*Given task*.
Which lines include the word "регулировка"? Copy each of them.

*Entries from a dataset*.
#####

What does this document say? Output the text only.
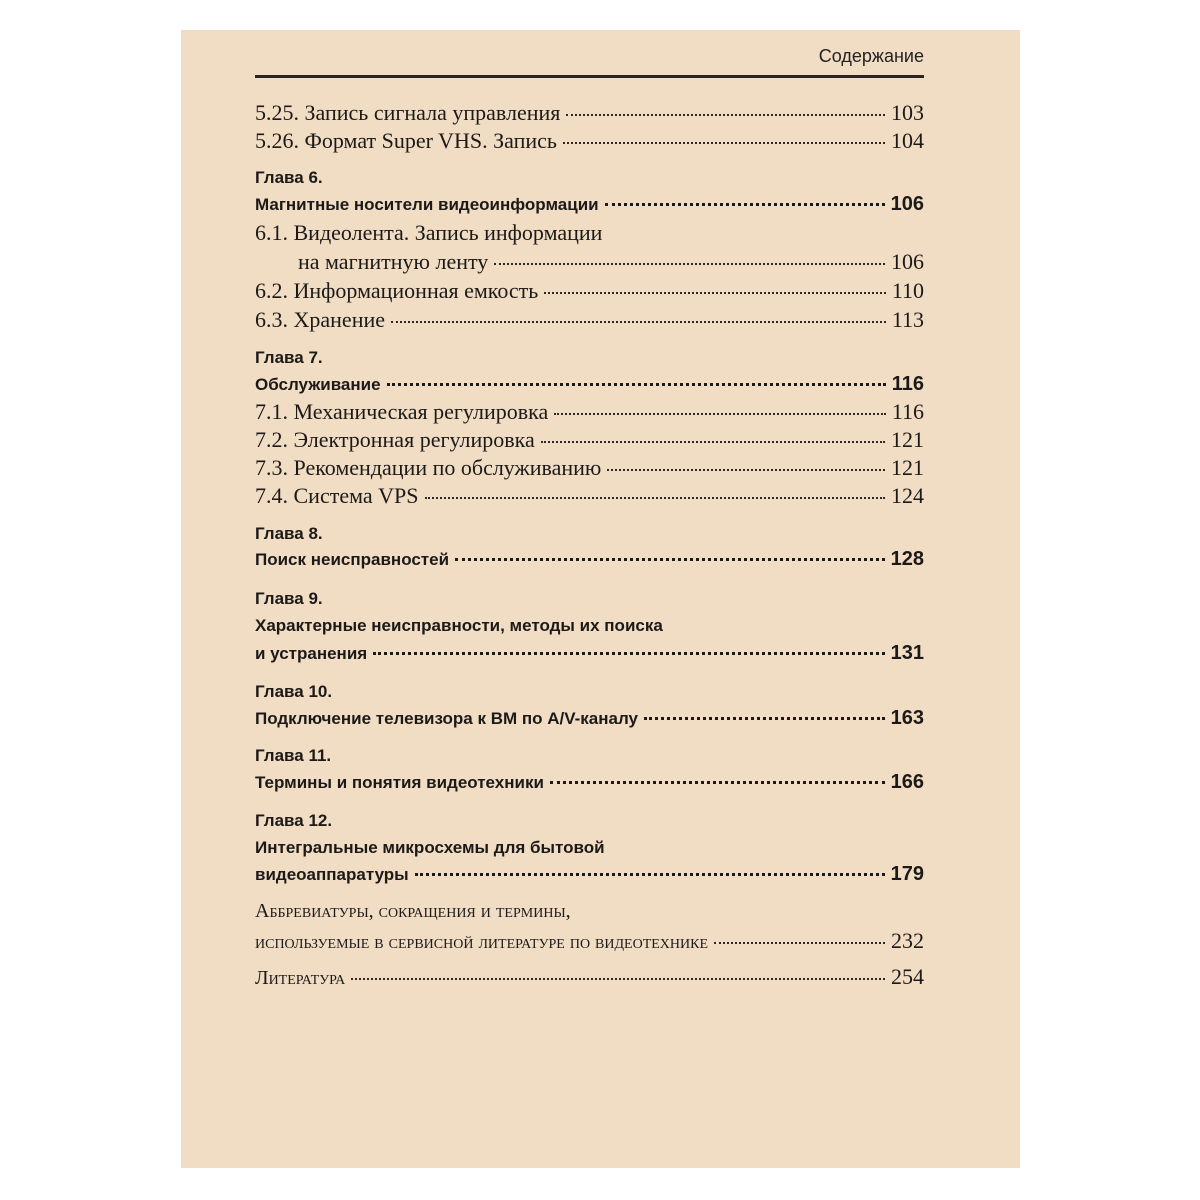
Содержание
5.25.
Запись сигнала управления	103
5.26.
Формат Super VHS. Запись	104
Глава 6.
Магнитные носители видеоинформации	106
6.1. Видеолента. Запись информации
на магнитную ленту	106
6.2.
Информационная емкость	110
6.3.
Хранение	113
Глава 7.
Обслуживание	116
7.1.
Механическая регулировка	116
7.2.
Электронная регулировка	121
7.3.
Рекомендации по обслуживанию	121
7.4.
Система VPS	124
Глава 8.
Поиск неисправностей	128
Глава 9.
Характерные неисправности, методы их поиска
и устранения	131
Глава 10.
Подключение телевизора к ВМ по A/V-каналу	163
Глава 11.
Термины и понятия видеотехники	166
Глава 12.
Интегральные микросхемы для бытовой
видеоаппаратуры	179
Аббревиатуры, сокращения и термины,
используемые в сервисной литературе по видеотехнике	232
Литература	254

#####

*Exercise answer*.
Механическая регулировка	116
Электронная регулировка	121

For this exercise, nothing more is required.